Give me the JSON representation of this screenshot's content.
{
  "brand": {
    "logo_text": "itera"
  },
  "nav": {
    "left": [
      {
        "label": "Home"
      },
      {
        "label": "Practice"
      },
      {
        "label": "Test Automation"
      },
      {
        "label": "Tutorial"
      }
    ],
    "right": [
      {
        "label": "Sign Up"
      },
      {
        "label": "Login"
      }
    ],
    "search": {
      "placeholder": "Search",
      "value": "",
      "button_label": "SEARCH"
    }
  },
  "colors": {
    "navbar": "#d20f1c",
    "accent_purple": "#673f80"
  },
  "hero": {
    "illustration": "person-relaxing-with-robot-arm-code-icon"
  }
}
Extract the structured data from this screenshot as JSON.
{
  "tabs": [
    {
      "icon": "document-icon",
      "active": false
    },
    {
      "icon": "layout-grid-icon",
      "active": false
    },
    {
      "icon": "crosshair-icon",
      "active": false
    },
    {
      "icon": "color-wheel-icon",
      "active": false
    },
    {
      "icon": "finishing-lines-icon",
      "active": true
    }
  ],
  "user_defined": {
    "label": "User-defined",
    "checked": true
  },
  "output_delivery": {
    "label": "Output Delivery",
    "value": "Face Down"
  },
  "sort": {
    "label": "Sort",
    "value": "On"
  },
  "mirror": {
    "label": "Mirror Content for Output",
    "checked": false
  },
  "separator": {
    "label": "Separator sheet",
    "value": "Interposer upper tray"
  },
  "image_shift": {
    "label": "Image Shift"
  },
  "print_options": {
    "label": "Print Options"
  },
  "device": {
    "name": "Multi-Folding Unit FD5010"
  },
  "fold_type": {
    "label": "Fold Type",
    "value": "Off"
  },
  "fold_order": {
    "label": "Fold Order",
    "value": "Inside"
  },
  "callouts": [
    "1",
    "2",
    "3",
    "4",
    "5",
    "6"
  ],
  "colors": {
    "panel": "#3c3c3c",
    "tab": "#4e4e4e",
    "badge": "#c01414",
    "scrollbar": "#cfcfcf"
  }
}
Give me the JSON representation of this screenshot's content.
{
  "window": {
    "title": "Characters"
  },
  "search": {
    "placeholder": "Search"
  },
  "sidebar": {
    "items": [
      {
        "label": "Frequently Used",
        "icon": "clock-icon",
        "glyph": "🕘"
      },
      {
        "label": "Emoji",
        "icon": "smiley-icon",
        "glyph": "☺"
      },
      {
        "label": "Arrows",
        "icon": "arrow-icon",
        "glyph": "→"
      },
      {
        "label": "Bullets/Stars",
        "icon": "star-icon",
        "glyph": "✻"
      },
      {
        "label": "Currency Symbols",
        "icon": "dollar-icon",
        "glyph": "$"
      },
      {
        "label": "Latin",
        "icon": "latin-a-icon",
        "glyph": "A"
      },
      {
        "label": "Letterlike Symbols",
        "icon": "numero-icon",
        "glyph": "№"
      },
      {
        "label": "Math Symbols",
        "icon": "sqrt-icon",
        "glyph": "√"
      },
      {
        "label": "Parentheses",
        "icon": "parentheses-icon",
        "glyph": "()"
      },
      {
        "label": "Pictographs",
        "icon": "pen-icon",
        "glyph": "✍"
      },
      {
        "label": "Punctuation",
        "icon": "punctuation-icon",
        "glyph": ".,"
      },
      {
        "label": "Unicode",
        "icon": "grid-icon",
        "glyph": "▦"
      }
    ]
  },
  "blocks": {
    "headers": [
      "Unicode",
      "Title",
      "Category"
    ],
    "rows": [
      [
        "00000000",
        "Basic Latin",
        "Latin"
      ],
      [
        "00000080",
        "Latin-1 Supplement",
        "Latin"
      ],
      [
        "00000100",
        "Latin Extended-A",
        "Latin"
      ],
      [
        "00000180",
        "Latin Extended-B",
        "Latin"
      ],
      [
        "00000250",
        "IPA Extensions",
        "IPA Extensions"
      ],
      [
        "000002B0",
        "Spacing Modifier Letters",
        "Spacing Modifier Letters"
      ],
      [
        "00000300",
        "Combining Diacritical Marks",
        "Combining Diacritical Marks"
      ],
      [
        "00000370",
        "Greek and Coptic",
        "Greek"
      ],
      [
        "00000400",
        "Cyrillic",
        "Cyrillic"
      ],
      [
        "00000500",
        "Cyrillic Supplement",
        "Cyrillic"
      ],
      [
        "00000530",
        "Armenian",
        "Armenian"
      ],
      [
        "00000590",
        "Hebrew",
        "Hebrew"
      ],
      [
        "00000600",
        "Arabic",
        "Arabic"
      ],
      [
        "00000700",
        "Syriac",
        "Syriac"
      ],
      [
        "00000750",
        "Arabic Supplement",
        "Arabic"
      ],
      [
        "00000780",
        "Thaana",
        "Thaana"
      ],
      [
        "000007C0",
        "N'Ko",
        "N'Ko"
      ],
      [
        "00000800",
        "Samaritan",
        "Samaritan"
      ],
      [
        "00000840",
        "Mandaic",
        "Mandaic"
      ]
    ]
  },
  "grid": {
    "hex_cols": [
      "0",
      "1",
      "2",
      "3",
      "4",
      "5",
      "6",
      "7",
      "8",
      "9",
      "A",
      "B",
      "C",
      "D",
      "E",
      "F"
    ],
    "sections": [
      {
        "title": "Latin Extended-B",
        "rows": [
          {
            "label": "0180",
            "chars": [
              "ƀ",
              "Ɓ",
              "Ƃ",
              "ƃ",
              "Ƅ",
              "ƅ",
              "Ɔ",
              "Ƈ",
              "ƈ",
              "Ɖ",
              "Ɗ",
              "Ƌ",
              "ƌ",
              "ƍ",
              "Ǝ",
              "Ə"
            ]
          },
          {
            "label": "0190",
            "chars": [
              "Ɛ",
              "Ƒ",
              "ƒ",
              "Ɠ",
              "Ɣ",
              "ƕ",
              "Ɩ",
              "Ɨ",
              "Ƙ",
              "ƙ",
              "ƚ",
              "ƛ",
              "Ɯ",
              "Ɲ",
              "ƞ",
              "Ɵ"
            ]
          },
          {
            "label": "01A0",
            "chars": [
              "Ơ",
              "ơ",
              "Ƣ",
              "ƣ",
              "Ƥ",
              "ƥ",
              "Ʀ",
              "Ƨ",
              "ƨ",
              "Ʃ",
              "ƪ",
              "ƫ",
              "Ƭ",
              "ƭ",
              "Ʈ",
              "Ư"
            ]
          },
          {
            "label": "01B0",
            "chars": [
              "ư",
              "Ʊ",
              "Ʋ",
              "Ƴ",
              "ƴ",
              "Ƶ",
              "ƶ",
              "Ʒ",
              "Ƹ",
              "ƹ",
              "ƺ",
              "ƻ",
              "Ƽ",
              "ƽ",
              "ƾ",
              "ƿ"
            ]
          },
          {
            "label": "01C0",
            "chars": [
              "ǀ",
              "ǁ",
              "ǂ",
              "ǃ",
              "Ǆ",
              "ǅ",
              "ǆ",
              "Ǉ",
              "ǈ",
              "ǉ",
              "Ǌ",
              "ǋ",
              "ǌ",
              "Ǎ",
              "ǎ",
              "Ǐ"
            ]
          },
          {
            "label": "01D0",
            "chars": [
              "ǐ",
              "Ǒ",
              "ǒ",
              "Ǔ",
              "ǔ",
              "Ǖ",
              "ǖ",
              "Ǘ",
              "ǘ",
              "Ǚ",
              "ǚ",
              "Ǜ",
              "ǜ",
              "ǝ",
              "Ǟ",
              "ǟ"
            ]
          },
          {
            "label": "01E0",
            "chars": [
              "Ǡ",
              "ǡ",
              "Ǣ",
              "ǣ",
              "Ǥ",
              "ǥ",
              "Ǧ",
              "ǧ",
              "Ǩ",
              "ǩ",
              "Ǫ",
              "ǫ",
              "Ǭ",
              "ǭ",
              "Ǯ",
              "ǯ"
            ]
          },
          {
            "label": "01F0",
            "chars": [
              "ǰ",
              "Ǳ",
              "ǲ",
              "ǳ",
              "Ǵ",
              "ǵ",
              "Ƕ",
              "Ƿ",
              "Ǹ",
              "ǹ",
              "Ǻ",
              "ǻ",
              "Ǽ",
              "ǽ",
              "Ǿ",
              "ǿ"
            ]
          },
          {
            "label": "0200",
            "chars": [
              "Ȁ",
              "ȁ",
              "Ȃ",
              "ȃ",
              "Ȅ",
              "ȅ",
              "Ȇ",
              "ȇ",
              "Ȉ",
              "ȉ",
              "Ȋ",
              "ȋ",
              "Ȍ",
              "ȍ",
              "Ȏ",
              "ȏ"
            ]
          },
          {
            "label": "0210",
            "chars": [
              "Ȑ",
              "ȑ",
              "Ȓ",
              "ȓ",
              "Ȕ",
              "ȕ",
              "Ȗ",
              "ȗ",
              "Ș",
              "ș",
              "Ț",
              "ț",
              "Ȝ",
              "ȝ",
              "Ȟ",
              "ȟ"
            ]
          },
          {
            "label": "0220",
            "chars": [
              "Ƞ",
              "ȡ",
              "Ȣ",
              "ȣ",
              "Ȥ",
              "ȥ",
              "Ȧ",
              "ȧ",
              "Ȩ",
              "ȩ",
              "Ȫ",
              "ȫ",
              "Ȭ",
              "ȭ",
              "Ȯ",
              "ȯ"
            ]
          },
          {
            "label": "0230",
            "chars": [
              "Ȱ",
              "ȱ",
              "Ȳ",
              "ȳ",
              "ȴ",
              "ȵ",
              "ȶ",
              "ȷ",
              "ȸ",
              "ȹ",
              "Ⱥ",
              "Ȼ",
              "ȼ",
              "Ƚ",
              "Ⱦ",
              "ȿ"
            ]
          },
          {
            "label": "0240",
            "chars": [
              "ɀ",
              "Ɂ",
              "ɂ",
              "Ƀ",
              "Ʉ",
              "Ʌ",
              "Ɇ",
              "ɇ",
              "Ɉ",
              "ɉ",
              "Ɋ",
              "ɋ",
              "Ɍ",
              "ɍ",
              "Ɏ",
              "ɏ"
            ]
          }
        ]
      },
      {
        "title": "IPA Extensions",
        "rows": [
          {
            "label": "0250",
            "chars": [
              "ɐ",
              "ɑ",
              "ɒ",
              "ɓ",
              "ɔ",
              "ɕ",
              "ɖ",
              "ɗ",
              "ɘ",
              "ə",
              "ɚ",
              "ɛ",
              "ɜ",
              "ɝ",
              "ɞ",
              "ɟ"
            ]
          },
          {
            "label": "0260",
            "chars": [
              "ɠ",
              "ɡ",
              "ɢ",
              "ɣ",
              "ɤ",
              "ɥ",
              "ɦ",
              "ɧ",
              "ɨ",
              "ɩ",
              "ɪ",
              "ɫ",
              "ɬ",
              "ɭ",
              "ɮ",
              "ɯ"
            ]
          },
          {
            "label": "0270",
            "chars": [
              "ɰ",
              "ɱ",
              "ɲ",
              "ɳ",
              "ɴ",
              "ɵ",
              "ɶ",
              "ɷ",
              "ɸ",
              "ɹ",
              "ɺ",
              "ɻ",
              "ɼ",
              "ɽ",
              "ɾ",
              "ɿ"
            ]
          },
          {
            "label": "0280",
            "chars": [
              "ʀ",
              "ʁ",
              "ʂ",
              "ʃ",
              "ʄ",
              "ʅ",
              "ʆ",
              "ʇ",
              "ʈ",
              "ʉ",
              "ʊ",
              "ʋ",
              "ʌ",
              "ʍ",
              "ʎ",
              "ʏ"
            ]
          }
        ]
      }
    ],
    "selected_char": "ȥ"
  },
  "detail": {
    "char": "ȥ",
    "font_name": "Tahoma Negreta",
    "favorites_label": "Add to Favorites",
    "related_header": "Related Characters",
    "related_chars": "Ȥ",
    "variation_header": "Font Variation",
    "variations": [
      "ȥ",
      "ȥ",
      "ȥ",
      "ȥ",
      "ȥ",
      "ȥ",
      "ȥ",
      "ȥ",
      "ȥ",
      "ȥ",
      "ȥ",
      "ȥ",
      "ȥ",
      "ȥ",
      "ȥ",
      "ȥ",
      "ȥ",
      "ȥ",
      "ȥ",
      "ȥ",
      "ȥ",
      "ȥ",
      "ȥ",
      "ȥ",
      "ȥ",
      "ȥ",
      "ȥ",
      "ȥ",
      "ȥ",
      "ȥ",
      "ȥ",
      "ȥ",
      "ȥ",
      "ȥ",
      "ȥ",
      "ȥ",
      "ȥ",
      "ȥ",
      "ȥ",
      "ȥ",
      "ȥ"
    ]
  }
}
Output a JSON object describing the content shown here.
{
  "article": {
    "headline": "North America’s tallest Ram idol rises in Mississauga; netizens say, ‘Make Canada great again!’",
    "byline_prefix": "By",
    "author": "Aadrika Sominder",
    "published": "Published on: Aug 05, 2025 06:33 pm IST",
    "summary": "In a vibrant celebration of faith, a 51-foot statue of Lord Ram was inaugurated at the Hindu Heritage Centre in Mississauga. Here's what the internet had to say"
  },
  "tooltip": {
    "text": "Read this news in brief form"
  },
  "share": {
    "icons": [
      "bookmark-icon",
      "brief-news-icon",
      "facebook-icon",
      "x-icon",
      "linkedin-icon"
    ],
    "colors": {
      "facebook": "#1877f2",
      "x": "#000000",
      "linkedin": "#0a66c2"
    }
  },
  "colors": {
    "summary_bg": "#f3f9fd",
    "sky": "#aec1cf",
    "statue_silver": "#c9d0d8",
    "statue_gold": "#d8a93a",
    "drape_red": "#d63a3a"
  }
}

[AIM OF THE TASK]
Check all the records above and select each line where the string "Combining" is found.

[SOLUTION TO THE PROBLEM]
        "Combining Diacritical Marks",
        "Combining Diacritical Marks"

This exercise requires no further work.